GIVEN REQUEST:
Records follow. Select each line holding "Editrice".

^^^^^^^^^^^^^^^^

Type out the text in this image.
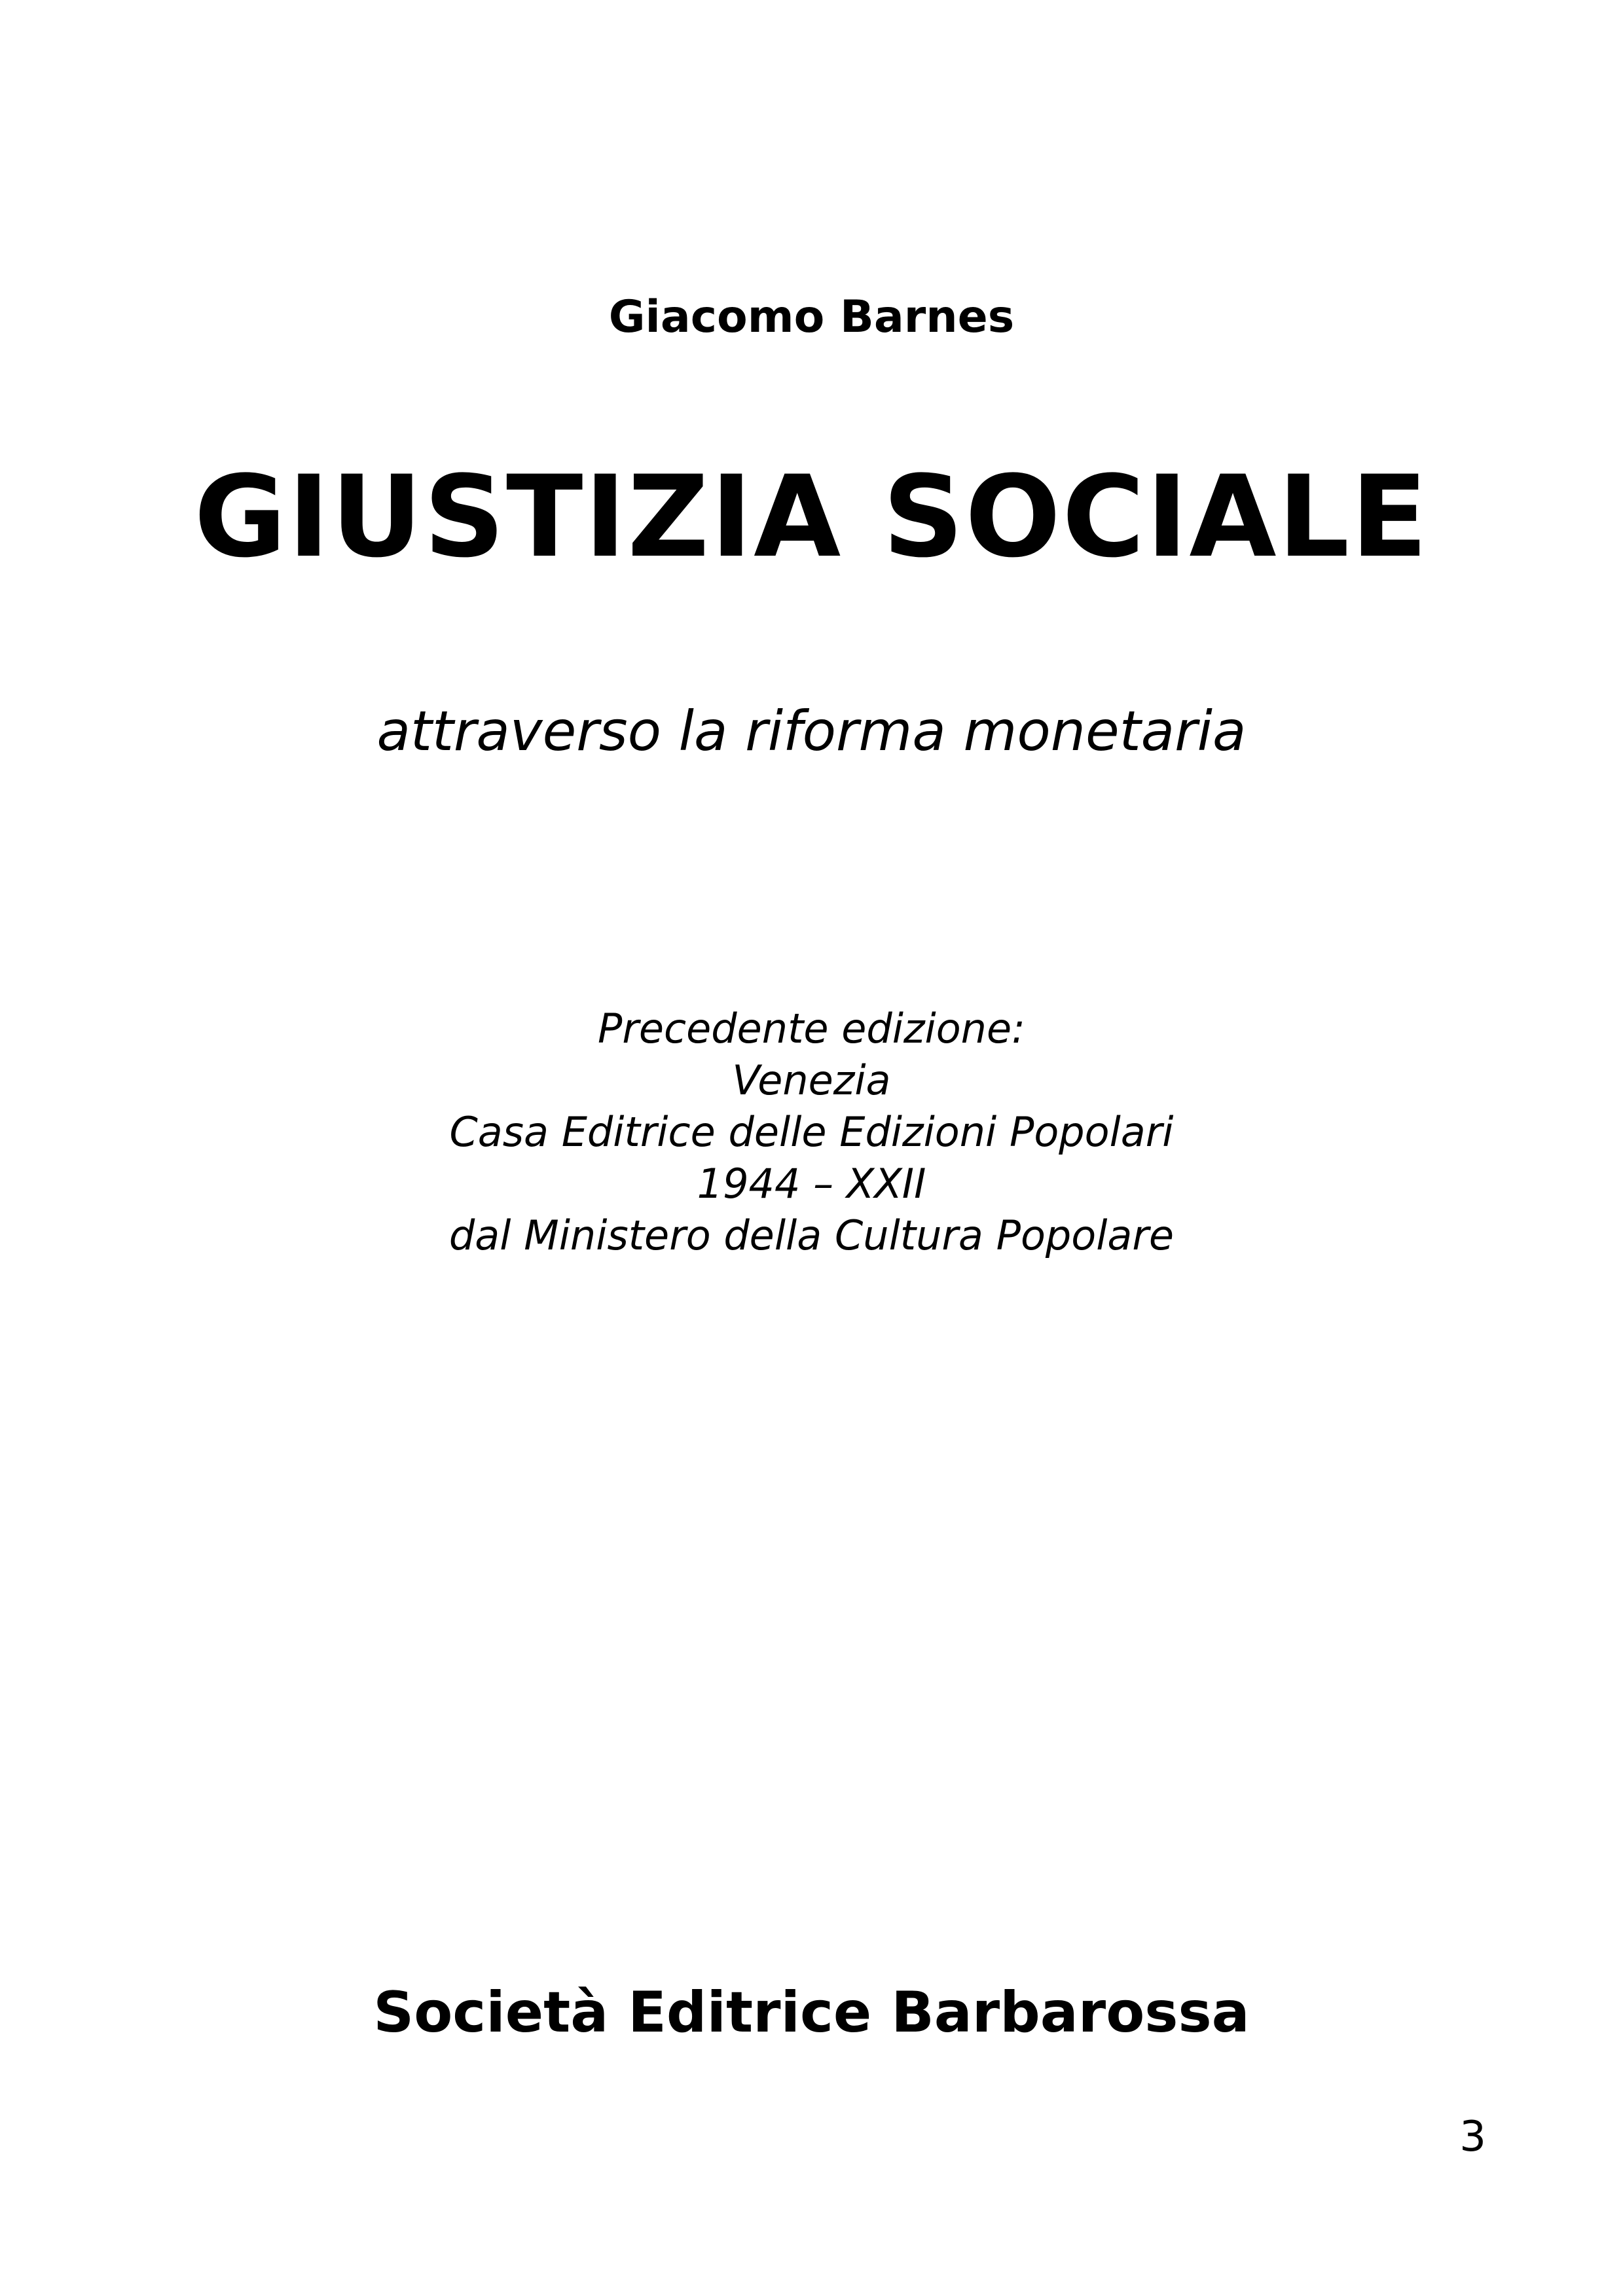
Giacomo Barnes
GIUSTIZIA SOCIALE
attraverso la riforma monetaria
Precedente edizione:
Venezia
Casa Editrice delle Edizioni Popolari
1944 – XXII
dal Ministero della Cultura Popolare
Società Editrice Barbarossa
3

^^^^^^^^^^^^^^^^

SOLUTION:
Casa Editrice delle Edizioni Popolari
Società Editrice Barbarossa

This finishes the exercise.